Set problem = In the data, extract each line that holds the string "name".
-*-*-
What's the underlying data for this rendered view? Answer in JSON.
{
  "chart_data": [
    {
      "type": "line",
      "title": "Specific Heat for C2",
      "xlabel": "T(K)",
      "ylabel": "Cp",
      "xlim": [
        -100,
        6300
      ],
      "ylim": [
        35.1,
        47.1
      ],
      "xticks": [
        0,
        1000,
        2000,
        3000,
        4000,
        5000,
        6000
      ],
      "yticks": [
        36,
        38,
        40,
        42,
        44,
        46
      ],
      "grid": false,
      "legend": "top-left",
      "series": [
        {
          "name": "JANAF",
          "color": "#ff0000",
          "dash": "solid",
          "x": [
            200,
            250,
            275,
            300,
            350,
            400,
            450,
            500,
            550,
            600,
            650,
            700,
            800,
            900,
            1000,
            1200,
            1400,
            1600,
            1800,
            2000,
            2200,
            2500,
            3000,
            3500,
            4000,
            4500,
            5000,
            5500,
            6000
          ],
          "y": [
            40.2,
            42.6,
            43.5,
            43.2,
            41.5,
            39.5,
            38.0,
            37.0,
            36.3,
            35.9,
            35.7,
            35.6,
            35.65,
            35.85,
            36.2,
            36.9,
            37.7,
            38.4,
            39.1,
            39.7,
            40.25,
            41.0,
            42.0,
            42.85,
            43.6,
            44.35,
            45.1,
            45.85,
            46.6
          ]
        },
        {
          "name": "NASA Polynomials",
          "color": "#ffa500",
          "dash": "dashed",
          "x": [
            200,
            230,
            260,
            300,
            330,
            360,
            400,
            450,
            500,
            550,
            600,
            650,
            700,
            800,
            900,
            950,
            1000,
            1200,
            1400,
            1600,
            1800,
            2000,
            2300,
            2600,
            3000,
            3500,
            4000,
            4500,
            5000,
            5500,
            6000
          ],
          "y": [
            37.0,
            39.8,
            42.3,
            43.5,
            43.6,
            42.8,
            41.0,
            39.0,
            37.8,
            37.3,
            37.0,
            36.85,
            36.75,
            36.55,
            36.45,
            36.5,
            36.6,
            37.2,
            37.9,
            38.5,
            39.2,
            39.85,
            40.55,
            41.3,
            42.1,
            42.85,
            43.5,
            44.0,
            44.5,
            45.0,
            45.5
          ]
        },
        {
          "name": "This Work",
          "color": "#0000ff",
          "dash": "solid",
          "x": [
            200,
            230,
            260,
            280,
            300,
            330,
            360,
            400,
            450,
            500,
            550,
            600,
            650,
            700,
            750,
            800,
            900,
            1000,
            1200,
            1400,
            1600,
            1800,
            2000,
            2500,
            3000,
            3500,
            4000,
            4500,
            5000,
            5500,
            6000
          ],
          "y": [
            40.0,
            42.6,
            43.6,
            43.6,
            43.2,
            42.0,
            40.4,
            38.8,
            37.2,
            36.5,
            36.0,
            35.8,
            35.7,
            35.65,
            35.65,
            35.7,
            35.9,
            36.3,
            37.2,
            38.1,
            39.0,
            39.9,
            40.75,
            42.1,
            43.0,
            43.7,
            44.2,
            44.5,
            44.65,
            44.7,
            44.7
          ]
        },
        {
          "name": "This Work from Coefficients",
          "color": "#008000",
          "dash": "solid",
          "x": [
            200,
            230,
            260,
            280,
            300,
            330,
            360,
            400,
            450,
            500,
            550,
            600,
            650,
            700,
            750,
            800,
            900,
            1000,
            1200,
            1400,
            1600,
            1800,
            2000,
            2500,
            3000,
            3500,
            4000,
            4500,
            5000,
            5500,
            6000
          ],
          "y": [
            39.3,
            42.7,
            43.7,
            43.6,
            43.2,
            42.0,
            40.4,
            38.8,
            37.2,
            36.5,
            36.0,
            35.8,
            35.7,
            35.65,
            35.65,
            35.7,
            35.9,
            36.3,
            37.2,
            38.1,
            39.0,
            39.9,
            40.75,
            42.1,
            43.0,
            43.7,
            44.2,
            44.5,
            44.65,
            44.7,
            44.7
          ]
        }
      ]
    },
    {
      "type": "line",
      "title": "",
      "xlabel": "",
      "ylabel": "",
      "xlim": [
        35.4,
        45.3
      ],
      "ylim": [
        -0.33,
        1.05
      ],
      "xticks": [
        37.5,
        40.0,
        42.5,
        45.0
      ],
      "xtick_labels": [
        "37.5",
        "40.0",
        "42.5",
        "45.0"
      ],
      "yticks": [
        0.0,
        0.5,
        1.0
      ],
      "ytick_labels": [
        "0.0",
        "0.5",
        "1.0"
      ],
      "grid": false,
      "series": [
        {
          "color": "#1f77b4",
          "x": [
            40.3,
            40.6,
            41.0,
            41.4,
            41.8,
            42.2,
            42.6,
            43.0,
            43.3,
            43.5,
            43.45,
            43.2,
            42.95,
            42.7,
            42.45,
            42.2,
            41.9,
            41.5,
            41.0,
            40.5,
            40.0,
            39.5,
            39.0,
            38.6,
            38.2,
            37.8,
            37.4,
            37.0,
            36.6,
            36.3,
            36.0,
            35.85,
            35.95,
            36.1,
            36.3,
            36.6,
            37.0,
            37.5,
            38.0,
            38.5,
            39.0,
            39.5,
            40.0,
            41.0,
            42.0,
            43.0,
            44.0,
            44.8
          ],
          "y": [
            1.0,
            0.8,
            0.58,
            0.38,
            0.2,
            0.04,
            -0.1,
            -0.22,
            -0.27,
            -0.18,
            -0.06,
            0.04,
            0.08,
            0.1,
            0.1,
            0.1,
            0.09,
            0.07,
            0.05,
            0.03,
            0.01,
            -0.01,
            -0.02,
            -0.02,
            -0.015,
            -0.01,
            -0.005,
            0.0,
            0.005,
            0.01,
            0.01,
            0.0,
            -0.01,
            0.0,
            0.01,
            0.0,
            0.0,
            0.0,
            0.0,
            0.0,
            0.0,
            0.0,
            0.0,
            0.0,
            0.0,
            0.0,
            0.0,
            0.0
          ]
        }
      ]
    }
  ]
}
-*-*-
In response =
          "name": "JANAF",
          "name": "NASA Polynomials",
          "name": "This Work",
          "name": "This Work from Coefficients",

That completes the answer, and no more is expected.